## BEGIN Data excerpts
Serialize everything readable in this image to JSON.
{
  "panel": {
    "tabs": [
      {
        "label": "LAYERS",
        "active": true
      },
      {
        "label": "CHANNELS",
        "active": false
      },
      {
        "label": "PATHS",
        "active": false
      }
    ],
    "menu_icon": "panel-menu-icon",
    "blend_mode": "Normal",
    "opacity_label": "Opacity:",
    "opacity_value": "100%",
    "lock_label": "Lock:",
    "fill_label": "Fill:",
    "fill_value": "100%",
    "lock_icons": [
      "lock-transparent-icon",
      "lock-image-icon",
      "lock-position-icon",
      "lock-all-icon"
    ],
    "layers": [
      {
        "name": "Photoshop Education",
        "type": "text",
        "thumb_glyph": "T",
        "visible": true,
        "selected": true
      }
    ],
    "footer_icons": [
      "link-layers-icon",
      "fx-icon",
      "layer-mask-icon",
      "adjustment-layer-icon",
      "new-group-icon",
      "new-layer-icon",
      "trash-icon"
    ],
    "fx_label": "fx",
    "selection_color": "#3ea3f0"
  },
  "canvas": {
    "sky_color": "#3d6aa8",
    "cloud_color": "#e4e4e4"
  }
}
## END Data excerpts
Task description -
Each line of the listing should be copied exactly.

Exercise result -
Serialize everything readable in this image to JSON.
{
  "panel": {
    "tabs": [
      {
        "label": "LAYERS",
        "active": true
      },
      {
        "label": "CHANNELS",
        "active": false
      },
      {
        "label": "PATHS",
        "active": false
      }
    ],
    "menu_icon": "panel-menu-icon",
    "blend_mode": "Normal",
    "opacity_label": "Opacity:",
    "opacity_value": "100%",
    "lock_label": "Lock:",
    "fill_label": "Fill:",
    "fill_value": "100%",
    "lock_icons": [
      "lock-transparent-icon",
      "lock-image-icon",
      "lock-position-icon",
      "lock-all-icon"
    ],
    "layers": [
      {
        "name": "Photoshop Education",
        "type": "text",
        "thumb_glyph": "T",
        "visible": true,
        "selected": true
      }
    ],
    "footer_icons": [
      "link-layers-icon",
      "fx-icon",
      "layer-mask-icon",
      "adjustment-layer-icon",
      "new-group-icon",
      "new-layer-icon",
      "trash-icon"
    ],
    "fx_label": "fx",
    "selection_color": "#3ea3f0"
  },
  "canvas": {
    "sky_color": "#3d6aa8",
    "cloud_color": "#e4e4e4"
  }
}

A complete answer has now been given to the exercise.